◆ The task
Out of the lines below, please list those that hold the string "costs".

* Begin Exercise inputs *

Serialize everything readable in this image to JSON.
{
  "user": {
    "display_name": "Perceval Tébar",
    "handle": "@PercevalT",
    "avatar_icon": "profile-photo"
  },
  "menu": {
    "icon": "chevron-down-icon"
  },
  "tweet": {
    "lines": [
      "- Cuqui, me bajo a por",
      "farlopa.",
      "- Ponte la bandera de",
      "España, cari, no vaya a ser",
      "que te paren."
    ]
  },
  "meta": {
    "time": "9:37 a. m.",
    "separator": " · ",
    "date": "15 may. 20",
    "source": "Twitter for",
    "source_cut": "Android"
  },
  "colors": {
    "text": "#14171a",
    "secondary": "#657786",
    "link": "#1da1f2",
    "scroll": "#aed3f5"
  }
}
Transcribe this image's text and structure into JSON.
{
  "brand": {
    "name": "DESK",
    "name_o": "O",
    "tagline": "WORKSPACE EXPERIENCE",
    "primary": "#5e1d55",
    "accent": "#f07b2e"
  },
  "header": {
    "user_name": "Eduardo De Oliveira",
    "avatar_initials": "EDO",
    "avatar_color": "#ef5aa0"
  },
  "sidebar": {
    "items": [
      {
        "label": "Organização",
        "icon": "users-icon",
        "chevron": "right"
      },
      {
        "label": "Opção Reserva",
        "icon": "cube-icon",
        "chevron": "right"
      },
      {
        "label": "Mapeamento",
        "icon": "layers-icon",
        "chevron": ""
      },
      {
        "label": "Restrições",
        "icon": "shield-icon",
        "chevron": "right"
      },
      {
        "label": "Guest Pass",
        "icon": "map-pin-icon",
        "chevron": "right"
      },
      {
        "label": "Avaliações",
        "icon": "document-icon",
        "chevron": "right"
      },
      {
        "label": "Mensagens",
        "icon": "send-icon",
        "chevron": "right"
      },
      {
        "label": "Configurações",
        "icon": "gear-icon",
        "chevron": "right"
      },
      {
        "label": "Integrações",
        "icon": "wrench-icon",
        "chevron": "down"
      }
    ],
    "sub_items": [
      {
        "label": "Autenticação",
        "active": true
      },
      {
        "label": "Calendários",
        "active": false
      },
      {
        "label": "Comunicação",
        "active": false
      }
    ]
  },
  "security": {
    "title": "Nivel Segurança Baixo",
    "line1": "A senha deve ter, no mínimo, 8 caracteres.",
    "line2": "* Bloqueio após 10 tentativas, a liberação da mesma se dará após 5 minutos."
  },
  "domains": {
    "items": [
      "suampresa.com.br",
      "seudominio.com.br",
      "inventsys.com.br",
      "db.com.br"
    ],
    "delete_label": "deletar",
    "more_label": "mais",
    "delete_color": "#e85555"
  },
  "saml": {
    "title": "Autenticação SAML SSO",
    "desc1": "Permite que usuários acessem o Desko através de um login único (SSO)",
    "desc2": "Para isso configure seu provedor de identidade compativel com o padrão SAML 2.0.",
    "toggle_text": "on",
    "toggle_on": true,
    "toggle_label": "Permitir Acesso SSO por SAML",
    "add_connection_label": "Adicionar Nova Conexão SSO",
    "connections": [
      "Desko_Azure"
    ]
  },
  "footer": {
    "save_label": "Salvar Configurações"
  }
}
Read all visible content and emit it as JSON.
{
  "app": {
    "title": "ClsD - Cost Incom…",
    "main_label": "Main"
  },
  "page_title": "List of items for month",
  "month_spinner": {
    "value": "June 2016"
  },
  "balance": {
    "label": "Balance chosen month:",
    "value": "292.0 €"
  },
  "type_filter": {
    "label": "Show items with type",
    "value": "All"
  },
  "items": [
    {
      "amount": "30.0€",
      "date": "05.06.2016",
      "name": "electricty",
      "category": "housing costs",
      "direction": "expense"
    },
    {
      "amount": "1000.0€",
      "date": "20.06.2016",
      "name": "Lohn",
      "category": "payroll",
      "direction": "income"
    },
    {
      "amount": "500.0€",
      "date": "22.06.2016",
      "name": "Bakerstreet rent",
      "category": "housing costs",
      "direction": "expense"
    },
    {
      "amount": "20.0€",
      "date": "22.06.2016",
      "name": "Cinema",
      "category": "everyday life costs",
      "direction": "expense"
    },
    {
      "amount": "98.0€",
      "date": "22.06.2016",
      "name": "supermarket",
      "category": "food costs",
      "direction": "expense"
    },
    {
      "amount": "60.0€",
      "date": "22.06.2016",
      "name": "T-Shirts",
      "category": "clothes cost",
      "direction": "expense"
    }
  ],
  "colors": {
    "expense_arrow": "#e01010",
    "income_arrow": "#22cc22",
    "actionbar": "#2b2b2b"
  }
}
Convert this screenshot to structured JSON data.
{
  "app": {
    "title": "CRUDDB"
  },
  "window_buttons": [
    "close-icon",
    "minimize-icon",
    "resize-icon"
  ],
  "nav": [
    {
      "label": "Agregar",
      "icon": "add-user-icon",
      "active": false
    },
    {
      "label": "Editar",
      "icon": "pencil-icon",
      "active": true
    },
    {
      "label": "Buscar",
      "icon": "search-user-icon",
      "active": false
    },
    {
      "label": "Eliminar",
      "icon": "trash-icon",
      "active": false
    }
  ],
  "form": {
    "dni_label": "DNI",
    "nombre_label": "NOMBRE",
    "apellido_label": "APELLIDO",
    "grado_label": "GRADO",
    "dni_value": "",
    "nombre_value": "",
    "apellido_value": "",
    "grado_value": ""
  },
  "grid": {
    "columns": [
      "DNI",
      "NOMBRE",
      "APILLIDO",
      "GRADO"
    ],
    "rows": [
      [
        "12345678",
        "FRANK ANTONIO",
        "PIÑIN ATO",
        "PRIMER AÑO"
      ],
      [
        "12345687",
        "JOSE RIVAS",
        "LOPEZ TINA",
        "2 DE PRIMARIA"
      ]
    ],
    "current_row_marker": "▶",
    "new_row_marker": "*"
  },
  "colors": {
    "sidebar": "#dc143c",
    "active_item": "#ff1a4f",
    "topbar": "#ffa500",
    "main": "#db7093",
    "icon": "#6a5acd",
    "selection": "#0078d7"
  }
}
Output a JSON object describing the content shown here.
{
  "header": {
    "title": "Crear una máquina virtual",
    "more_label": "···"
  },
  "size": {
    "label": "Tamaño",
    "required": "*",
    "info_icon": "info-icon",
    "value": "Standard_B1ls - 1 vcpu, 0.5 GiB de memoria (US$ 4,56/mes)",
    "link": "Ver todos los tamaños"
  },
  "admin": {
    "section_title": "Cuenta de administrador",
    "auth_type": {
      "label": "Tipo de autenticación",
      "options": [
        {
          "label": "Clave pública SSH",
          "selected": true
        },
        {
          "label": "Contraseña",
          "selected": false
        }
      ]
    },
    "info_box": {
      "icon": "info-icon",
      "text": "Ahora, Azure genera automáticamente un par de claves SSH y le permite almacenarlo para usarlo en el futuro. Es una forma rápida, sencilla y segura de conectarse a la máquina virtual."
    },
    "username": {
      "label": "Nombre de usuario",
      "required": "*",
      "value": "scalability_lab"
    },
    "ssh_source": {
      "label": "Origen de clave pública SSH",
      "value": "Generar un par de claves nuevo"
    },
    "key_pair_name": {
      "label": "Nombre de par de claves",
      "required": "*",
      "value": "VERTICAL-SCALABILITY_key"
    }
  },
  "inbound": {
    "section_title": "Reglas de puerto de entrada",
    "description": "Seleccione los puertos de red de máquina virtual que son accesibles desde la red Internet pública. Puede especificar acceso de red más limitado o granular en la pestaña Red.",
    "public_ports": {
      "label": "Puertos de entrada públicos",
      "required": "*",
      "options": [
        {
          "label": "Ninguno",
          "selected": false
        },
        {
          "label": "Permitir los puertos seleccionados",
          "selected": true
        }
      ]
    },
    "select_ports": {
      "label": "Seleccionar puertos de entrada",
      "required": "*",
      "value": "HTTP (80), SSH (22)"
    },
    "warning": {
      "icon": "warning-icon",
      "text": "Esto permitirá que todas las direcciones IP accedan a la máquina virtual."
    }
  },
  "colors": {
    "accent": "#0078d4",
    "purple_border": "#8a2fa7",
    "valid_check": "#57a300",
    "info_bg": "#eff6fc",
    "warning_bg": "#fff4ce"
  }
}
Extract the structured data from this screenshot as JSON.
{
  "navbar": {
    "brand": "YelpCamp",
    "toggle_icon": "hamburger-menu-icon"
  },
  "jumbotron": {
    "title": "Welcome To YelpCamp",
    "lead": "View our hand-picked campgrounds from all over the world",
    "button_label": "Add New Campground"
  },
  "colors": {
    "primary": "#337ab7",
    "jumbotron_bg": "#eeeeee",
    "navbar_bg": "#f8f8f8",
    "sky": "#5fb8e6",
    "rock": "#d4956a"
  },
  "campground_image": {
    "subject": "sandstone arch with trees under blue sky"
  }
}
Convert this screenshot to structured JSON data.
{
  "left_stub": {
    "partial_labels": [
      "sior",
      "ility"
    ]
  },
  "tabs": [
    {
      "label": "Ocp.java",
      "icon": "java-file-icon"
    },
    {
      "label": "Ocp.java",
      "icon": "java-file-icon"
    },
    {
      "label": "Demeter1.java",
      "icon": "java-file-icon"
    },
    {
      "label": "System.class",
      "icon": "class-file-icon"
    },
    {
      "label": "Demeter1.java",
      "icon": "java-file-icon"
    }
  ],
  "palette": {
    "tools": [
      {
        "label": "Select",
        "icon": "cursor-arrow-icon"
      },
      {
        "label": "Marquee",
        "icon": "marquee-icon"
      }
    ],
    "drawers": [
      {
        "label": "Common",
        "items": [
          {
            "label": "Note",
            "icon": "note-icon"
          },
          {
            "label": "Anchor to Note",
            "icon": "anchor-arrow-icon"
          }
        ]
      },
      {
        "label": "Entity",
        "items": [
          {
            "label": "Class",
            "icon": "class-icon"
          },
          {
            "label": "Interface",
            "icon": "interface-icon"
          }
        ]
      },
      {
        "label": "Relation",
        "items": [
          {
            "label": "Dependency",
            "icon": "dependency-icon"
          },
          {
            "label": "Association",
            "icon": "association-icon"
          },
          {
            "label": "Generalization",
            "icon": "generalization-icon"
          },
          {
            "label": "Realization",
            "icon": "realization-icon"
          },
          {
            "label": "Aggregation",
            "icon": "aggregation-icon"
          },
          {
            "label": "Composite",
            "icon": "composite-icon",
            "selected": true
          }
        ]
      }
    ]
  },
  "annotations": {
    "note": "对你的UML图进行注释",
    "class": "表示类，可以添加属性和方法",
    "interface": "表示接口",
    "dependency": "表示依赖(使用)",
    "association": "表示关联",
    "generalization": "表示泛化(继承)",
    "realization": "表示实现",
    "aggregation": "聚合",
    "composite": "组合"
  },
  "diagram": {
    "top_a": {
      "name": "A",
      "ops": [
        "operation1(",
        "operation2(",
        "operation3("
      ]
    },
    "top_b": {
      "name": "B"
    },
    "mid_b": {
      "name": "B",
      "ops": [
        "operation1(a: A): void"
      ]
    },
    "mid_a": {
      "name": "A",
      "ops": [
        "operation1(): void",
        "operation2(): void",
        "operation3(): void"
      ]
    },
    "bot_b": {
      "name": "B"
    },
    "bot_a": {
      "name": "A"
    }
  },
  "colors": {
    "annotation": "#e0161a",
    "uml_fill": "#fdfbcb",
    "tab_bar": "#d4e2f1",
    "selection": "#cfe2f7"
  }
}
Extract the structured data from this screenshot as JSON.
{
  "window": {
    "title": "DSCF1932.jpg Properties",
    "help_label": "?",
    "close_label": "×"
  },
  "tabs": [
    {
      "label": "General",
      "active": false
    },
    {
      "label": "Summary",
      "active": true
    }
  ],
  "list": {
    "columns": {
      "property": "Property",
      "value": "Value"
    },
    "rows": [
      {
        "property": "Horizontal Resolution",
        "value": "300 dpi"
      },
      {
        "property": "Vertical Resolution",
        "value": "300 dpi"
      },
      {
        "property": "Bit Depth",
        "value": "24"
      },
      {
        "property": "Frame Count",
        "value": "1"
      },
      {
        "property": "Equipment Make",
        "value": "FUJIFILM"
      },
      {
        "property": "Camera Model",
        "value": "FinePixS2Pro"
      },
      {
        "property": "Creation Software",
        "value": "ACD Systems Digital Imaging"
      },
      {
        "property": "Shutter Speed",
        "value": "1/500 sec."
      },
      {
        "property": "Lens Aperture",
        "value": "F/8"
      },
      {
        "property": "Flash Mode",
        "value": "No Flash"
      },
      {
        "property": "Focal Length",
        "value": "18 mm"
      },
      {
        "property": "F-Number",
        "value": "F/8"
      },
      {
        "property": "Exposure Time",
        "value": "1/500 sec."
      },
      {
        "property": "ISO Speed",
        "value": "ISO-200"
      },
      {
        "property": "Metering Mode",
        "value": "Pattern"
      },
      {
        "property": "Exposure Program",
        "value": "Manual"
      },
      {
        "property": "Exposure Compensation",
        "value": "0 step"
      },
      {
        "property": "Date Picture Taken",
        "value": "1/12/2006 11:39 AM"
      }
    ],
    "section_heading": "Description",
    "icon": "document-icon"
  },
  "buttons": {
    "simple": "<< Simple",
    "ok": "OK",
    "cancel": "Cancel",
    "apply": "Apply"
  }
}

* End Exercise inputs *

◆ Solved exercise
      "category": "housing costs",
      "category": "housing costs",
      "category": "everyday life costs",
      "category": "food costs",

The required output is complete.